— MATERIAL PROVIDED —
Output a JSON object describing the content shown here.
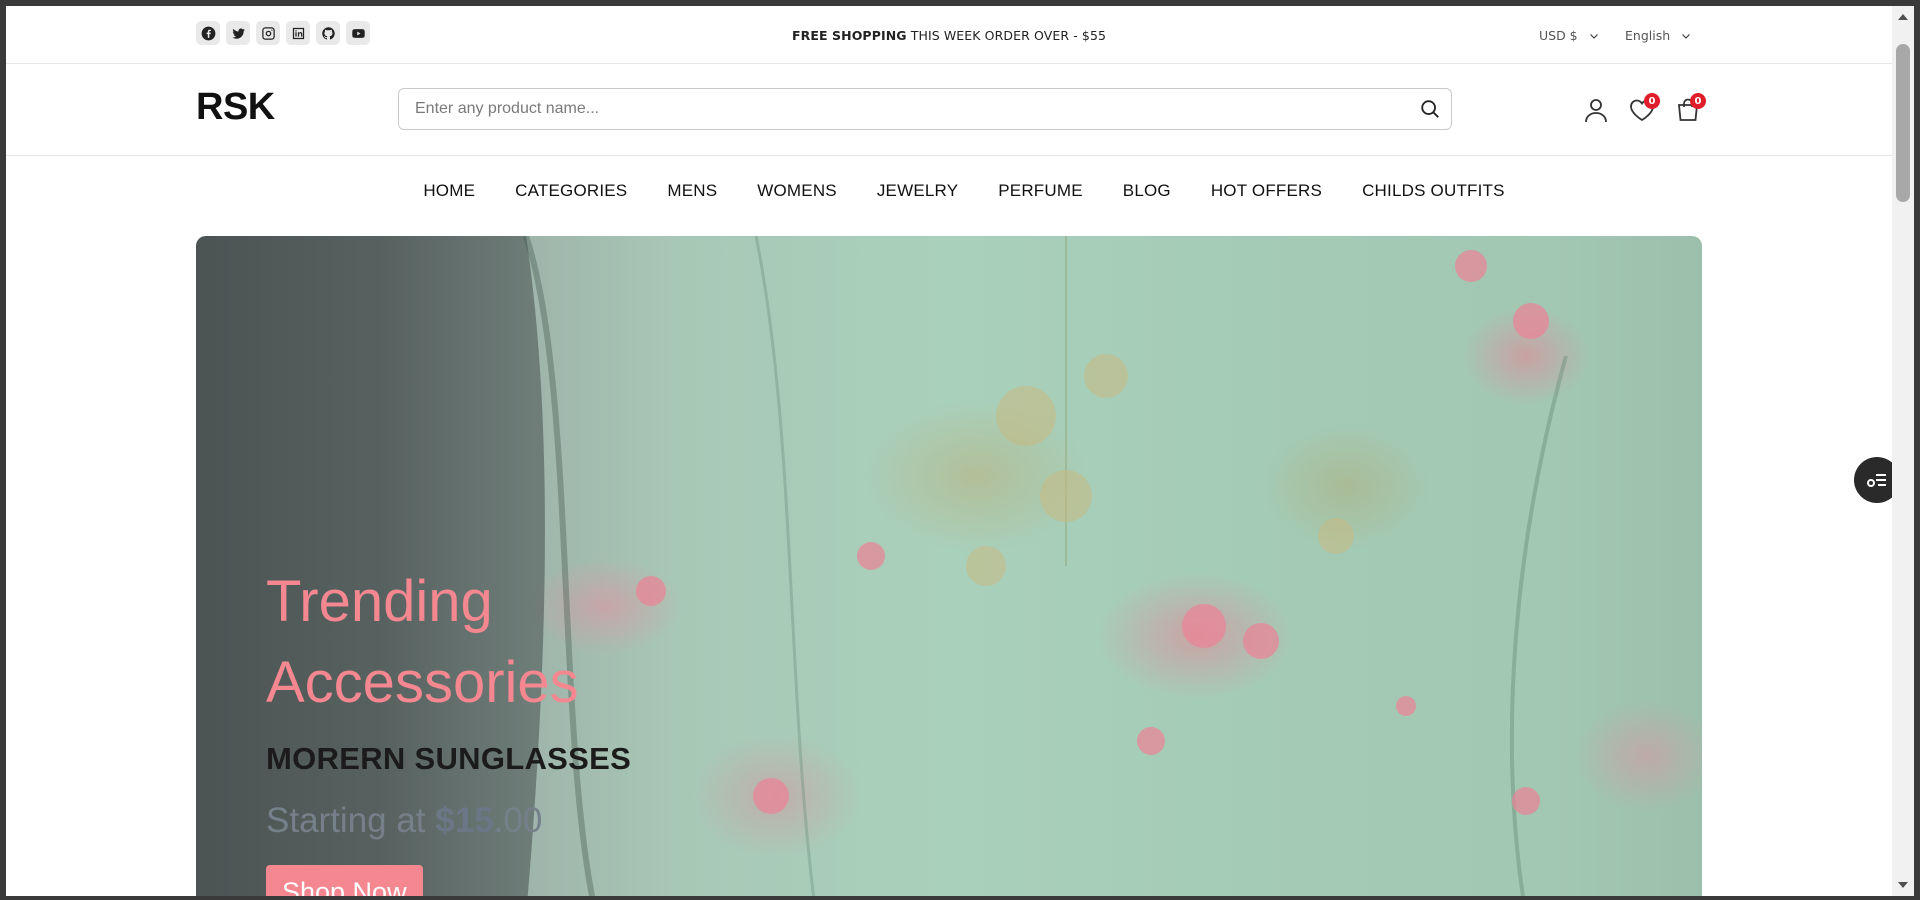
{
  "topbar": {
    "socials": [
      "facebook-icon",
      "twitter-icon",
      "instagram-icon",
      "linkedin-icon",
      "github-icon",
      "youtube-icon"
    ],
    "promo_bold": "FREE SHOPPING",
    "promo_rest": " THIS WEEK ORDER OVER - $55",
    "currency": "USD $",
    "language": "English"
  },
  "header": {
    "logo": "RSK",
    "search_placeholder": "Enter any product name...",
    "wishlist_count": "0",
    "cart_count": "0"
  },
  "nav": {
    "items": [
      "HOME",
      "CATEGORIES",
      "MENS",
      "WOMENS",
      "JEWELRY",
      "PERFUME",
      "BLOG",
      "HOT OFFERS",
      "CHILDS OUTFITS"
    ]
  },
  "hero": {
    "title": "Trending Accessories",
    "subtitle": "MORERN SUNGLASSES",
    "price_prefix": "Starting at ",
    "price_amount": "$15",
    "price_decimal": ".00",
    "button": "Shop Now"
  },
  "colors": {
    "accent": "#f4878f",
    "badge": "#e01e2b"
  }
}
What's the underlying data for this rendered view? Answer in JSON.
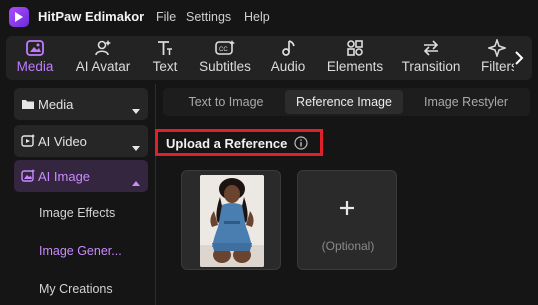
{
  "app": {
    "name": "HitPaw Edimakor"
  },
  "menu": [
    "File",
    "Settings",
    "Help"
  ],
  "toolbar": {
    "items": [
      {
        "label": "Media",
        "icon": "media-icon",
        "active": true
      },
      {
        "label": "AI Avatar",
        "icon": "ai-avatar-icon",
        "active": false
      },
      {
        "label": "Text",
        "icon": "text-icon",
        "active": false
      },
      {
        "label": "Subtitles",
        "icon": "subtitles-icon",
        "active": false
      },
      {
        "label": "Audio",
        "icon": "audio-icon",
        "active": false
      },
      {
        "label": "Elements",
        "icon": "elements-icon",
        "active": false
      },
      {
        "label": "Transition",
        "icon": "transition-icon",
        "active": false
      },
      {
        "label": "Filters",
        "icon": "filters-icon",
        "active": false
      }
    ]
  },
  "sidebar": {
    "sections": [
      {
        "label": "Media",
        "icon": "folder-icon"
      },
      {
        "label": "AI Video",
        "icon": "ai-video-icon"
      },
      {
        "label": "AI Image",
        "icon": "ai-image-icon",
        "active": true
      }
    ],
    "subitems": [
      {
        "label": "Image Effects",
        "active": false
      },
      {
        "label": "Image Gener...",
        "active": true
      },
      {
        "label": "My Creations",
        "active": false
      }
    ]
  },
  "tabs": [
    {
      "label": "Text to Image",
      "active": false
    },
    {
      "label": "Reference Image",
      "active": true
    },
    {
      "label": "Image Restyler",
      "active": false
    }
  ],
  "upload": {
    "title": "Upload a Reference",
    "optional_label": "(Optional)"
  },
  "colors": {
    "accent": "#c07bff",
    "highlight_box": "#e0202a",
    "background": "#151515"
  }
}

==

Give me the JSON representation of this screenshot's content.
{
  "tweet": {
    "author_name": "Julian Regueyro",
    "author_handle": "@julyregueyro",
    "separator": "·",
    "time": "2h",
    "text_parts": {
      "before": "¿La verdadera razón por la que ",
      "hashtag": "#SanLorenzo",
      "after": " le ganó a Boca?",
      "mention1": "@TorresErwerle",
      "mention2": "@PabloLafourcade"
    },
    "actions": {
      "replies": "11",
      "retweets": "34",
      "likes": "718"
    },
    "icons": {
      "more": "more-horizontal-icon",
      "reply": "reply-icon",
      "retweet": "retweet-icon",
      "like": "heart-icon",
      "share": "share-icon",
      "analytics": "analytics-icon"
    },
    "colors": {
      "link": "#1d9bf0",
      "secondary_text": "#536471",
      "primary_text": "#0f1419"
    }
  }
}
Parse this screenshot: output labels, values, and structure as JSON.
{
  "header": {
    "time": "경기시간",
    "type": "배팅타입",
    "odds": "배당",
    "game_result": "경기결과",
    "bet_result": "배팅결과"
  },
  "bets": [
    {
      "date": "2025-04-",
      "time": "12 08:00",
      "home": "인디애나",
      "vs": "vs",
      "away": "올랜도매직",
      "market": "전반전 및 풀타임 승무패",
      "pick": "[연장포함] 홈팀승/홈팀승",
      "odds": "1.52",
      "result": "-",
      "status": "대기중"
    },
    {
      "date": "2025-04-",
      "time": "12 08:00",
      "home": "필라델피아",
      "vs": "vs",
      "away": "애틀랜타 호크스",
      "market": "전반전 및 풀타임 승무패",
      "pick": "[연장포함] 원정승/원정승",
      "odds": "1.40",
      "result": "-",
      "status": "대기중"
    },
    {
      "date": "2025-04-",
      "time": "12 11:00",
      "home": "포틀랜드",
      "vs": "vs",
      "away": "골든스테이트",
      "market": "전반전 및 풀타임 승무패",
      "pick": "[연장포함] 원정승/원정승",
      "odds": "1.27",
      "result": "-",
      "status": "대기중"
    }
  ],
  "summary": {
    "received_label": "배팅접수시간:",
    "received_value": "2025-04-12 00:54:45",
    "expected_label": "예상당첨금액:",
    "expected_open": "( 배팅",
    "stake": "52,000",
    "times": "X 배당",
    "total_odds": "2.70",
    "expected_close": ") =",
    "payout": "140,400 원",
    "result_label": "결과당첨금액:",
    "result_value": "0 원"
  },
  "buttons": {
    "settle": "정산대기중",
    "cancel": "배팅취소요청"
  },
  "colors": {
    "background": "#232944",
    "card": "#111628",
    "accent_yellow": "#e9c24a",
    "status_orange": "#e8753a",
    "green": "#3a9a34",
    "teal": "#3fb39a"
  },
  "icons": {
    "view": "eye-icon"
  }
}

--

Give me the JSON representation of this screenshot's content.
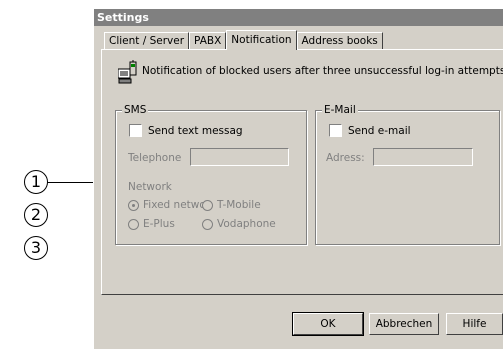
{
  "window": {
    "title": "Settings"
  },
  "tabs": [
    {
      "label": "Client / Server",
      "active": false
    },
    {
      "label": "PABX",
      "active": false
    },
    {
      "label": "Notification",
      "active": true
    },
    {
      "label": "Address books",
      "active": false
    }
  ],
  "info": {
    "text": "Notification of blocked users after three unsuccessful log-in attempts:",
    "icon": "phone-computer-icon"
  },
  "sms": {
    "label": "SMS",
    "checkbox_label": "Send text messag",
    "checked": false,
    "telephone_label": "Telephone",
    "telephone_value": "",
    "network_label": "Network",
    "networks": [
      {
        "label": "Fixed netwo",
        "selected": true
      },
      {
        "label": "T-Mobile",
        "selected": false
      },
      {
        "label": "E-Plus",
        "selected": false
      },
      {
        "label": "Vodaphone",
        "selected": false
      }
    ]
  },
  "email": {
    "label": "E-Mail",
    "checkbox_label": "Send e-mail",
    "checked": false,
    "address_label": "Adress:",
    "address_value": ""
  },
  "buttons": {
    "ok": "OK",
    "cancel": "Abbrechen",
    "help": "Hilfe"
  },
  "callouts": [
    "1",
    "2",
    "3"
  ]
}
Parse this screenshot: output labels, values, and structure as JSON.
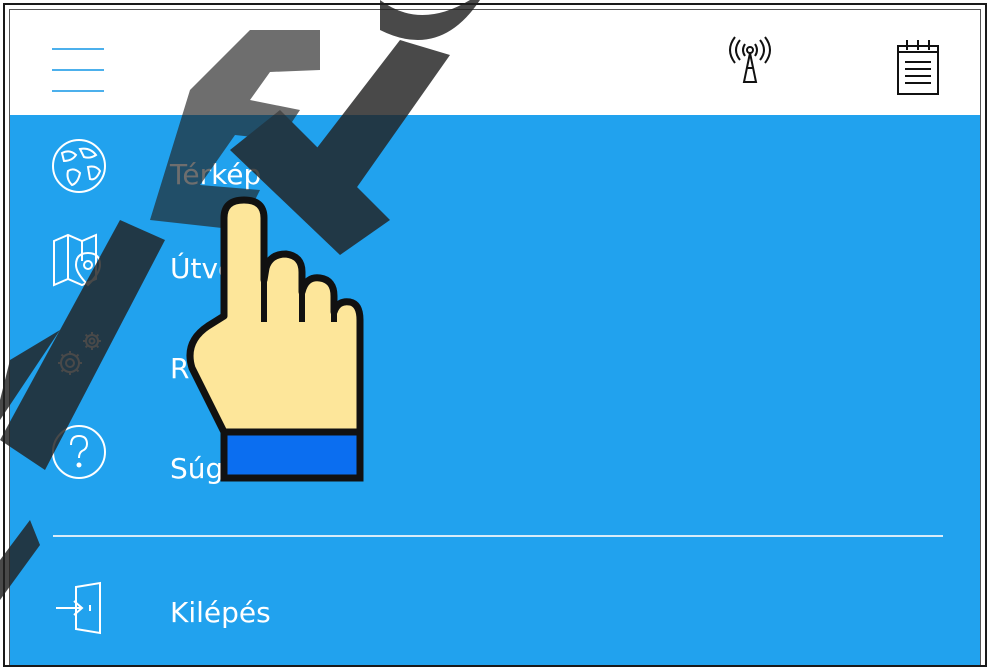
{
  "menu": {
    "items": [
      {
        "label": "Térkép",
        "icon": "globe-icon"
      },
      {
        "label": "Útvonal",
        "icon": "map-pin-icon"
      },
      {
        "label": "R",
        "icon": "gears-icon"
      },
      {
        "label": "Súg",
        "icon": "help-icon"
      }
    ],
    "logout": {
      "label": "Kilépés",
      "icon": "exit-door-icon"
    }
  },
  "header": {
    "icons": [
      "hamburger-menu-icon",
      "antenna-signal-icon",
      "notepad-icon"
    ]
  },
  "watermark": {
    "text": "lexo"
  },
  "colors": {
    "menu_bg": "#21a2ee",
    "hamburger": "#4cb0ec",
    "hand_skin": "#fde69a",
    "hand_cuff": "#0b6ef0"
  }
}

— WRITTEN EXERCISE —
Write out every line of the data that holds the word "background".

— TASK ANSWER —
    "background": "#151515"
    "background": "#232944",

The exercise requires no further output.